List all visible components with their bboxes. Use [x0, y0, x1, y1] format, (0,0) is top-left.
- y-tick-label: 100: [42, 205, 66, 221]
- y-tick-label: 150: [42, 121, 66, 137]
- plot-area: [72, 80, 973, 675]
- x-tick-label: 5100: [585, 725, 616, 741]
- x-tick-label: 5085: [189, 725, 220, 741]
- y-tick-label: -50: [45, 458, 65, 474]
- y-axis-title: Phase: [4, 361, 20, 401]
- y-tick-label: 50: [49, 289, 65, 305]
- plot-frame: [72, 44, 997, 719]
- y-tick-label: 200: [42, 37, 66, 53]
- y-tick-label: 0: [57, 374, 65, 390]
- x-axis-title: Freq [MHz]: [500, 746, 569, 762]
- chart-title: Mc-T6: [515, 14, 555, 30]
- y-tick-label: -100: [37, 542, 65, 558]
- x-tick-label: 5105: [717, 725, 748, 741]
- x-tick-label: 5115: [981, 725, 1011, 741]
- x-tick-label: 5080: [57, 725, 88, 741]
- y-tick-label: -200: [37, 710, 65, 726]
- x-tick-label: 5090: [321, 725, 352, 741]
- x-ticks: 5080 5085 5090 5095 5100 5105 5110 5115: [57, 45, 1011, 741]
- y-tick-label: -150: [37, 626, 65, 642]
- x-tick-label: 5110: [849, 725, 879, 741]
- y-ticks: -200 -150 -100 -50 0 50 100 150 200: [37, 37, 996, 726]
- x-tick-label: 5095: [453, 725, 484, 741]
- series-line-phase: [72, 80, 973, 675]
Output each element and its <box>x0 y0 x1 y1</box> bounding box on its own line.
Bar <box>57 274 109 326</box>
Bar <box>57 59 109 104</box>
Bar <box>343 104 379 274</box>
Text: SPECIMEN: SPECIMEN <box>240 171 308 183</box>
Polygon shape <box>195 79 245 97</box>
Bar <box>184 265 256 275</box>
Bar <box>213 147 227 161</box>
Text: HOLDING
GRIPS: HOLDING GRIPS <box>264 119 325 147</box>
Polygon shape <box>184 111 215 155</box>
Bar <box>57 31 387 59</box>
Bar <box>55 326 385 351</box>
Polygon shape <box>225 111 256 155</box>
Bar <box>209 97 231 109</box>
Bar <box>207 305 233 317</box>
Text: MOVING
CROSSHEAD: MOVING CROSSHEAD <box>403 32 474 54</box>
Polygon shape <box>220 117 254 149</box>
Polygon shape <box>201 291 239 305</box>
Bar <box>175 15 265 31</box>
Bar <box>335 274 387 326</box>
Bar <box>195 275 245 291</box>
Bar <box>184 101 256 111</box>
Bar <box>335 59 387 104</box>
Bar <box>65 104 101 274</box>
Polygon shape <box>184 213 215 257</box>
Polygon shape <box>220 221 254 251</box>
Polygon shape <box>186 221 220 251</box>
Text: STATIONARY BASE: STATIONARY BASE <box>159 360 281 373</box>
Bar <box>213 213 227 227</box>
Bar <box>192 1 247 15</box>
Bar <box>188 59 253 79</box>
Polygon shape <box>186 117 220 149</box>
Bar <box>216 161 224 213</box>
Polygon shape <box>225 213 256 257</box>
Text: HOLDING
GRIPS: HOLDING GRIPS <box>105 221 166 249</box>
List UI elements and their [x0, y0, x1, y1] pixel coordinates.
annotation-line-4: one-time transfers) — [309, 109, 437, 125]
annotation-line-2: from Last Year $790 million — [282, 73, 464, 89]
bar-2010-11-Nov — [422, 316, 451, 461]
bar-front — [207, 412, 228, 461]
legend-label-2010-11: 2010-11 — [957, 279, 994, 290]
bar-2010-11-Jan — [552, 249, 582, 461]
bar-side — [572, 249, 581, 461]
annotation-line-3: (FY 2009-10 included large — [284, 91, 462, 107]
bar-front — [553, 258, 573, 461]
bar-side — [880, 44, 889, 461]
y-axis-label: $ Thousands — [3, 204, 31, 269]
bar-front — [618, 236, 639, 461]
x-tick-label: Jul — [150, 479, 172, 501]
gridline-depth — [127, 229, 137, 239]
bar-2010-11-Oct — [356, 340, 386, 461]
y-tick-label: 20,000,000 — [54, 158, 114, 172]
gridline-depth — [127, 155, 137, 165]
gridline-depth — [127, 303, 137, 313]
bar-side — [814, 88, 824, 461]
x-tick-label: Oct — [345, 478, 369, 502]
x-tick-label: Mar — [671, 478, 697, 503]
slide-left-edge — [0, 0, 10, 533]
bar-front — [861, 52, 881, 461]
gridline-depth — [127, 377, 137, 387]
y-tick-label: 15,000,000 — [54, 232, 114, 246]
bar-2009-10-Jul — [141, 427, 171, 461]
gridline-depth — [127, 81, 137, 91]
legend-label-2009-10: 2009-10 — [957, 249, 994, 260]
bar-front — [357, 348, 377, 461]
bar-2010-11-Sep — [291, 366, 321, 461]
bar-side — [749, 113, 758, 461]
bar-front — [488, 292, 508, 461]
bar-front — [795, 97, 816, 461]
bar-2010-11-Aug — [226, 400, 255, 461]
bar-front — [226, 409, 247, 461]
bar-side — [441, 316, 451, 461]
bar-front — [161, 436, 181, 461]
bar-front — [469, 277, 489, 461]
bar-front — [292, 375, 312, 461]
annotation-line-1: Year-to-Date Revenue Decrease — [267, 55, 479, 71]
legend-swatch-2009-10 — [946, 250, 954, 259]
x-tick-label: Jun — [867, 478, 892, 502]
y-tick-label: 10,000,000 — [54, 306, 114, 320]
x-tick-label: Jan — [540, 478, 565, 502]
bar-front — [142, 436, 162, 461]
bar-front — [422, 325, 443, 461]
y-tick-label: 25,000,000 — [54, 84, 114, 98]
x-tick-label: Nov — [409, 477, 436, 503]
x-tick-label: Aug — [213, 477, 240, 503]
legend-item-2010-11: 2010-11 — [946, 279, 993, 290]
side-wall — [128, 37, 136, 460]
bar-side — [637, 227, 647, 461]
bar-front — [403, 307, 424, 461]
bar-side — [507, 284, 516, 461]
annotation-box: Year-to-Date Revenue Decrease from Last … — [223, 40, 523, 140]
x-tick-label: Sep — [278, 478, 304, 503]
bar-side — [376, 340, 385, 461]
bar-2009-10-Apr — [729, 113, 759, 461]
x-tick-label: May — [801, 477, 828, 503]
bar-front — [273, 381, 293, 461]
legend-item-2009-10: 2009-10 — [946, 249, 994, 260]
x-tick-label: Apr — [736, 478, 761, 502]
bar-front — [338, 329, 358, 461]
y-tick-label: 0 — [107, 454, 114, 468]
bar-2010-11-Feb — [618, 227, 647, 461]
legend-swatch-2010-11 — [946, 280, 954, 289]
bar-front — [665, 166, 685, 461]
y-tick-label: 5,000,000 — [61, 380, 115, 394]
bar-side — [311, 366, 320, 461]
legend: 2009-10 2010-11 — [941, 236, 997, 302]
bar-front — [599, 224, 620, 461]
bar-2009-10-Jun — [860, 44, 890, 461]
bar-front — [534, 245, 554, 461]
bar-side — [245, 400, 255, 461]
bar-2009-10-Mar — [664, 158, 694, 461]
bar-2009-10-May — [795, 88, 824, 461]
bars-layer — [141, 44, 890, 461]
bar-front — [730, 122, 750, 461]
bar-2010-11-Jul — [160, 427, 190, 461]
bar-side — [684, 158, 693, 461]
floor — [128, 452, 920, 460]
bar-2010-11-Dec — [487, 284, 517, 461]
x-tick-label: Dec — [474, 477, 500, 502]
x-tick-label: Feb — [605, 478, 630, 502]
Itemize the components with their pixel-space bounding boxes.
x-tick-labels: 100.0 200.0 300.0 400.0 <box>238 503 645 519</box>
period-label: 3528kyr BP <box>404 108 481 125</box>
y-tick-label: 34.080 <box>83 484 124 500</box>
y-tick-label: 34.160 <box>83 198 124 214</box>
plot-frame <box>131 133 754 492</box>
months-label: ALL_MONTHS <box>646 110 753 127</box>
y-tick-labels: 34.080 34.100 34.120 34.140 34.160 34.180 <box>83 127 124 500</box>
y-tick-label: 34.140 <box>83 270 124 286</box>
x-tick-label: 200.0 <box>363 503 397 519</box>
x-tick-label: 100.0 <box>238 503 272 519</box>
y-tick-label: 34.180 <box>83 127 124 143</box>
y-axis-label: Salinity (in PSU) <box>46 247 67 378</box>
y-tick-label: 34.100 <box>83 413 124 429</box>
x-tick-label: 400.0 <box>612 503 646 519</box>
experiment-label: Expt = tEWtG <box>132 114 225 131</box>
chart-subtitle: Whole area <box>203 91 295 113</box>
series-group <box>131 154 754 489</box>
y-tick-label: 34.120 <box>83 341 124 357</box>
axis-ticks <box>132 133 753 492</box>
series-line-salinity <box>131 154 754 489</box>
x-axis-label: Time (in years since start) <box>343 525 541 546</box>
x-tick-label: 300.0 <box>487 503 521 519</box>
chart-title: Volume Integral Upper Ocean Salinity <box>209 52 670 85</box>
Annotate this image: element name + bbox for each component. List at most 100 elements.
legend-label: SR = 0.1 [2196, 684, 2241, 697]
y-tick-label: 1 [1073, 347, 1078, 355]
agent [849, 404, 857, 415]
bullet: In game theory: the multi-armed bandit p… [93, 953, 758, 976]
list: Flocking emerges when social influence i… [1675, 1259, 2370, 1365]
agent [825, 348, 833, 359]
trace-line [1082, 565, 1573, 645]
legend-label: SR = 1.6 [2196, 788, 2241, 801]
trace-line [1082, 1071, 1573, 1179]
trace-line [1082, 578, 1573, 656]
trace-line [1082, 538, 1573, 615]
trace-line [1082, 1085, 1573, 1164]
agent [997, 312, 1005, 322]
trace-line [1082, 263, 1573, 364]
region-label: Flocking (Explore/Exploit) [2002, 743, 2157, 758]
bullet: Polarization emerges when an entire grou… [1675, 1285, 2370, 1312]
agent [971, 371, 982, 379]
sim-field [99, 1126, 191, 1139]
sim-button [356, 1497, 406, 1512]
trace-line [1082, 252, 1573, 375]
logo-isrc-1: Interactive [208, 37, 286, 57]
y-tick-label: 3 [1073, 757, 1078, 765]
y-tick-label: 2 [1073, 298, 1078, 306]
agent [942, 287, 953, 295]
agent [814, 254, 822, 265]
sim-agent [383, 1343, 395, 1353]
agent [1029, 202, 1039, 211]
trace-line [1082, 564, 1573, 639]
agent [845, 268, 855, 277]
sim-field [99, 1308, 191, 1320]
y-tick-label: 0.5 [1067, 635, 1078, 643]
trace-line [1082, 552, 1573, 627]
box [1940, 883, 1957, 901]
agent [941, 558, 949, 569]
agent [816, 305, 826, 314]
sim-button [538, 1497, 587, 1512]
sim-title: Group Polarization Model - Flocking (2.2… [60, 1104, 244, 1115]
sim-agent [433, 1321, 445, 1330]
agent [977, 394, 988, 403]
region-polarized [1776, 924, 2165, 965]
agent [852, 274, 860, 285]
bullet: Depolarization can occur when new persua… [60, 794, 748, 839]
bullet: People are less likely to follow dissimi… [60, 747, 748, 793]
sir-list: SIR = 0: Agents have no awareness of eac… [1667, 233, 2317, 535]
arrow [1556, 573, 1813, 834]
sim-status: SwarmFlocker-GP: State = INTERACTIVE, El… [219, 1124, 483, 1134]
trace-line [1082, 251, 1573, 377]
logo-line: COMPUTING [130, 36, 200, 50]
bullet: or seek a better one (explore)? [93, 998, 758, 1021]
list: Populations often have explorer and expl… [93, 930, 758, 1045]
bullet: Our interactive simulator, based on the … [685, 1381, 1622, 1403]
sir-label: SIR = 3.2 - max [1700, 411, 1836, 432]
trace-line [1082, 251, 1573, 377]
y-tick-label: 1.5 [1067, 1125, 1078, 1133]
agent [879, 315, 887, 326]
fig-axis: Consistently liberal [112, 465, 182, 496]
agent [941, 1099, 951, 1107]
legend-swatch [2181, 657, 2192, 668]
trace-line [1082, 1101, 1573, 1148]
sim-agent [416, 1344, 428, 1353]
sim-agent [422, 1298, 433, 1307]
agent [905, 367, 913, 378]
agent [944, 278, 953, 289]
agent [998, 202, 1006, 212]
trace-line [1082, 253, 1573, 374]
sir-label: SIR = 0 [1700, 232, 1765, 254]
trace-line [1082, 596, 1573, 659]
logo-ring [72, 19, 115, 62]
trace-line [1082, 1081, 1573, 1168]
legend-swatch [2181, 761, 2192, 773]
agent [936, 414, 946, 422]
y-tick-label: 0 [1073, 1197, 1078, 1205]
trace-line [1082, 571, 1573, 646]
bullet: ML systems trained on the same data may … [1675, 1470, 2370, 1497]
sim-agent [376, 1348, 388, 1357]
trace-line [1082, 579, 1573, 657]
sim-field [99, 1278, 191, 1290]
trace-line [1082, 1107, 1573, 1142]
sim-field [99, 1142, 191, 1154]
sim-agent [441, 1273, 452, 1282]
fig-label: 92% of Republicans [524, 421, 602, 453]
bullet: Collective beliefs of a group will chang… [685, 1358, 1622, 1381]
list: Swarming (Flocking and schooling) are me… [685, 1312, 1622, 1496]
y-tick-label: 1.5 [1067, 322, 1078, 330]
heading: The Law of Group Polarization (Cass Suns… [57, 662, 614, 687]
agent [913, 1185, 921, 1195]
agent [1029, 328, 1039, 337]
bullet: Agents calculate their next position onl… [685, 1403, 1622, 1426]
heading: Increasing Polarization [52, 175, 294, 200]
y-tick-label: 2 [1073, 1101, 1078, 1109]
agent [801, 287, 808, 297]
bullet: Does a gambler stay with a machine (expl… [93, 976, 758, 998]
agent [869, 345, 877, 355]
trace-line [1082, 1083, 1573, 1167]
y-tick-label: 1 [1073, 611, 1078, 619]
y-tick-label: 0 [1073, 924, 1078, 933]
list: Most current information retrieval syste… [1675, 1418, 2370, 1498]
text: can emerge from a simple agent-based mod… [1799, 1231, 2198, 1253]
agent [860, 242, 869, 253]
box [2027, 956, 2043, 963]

## Task details
Please rewrite the data from its first line through the line that contains "- x-ticks: 5080", changing every "y-tick-label" to "y-axis-label" and keeping everything else the same.

## Response
List all visible components with their bboxes. Use [x0, y0, x1, y1] format, (0,0) is top-left.
- y-axis-label: 100: [42, 205, 66, 221]
- y-axis-label: 150: [42, 121, 66, 137]
- plot-area: [72, 80, 973, 675]
- x-tick-label: 5100: [585, 725, 616, 741]
- x-tick-label: 5085: [189, 725, 220, 741]
- y-axis-label: -50: [45, 458, 65, 474]
- y-axis-title: Phase: [4, 361, 20, 401]
- y-axis-label: 50: [49, 289, 65, 305]
- plot-frame: [72, 44, 997, 719]
- y-axis-label: 200: [42, 37, 66, 53]
- y-axis-label: 0: [57, 374, 65, 390]
- x-axis-title: Freq [MHz]: [500, 746, 569, 762]
- chart-title: Mc-T6: [515, 14, 555, 30]
- y-axis-label: -100: [37, 542, 65, 558]
- x-tick-label: 5105: [717, 725, 748, 741]
- x-tick-label: 5115: [981, 725, 1011, 741]
- x-tick-label: 5080: [57, 725, 88, 741]
- y-axis-label: -200: [37, 710, 65, 726]
- x-tick-label: 5090: [321, 725, 352, 741]
- x-ticks: 5080 5085 5090 5095 5100 5105 5110 5115: [57, 45, 1011, 741]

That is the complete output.